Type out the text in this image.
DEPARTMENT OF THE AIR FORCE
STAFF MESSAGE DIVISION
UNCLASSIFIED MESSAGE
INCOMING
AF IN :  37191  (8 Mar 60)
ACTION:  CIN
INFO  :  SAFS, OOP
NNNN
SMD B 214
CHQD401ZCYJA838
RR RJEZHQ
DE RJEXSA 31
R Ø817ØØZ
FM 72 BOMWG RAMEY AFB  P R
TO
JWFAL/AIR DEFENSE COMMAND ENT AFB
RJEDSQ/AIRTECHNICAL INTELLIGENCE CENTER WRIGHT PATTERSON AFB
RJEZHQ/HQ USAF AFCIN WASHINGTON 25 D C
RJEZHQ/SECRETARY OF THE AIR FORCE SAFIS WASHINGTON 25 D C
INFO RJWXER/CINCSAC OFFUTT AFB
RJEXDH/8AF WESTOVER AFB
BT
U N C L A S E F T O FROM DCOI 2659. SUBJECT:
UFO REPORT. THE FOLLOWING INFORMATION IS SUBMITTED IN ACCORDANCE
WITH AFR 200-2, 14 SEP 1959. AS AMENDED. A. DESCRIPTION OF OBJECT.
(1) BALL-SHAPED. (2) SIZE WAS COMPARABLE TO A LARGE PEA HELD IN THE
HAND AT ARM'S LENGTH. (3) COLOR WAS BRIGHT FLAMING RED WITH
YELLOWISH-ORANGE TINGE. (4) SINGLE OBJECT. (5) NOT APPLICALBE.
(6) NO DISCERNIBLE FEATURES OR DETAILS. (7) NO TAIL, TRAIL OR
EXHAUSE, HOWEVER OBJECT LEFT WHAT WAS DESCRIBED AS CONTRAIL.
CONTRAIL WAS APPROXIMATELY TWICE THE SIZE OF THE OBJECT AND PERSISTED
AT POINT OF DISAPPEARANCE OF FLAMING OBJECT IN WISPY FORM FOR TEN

§ §

STATED TASK => Output every line above without altering anything.

ANSWER IN FULL =>
Type out the text in this image.
DEPARTMENT OF THE AIR FORCE
STAFF MESSAGE DIVISION
UNCLASSIFIED MESSAGE
INCOMING
AF IN :  37191  (8 Mar 60)
ACTION:  CIN
INFO  :  SAFS, OOP
NNNN
SMD B 214
CHQD401ZCYJA838
RR RJEZHQ
DE RJEXSA 31
R Ø817ØØZ
FM 72 BOMWG RAMEY AFB  P R
TO
JWFAL/AIR DEFENSE COMMAND ENT AFB
RJEDSQ/AIRTECHNICAL INTELLIGENCE CENTER WRIGHT PATTERSON AFB
RJEZHQ/HQ USAF AFCIN WASHINGTON 25 D C
RJEZHQ/SECRETARY OF THE AIR FORCE SAFIS WASHINGTON 25 D C
INFO RJWXER/CINCSAC OFFUTT AFB
RJEXDH/8AF WESTOVER AFB
BT
U N C L A S E F T O FROM DCOI 2659. SUBJECT:
UFO REPORT. THE FOLLOWING INFORMATION IS SUBMITTED IN ACCORDANCE
WITH AFR 200-2, 14 SEP 1959. AS AMENDED. A. DESCRIPTION OF OBJECT.
(1) BALL-SHAPED. (2) SIZE WAS COMPARABLE TO A LARGE PEA HELD IN THE
HAND AT ARM'S LENGTH. (3) COLOR WAS BRIGHT FLAMING RED WITH
YELLOWISH-ORANGE TINGE. (4) SINGLE OBJECT. (5) NOT APPLICALBE.
(6) NO DISCERNIBLE FEATURES OR DETAILS. (7) NO TAIL, TRAIL OR
EXHAUSE, HOWEVER OBJECT LEFT WHAT WAS DESCRIBED AS CONTRAIL.
CONTRAIL WAS APPROXIMATELY TWICE THE SIZE OF THE OBJECT AND PERSISTED
AT POINT OF DISAPPEARANCE OF FLAMING OBJECT IN WISPY FORM FOR TEN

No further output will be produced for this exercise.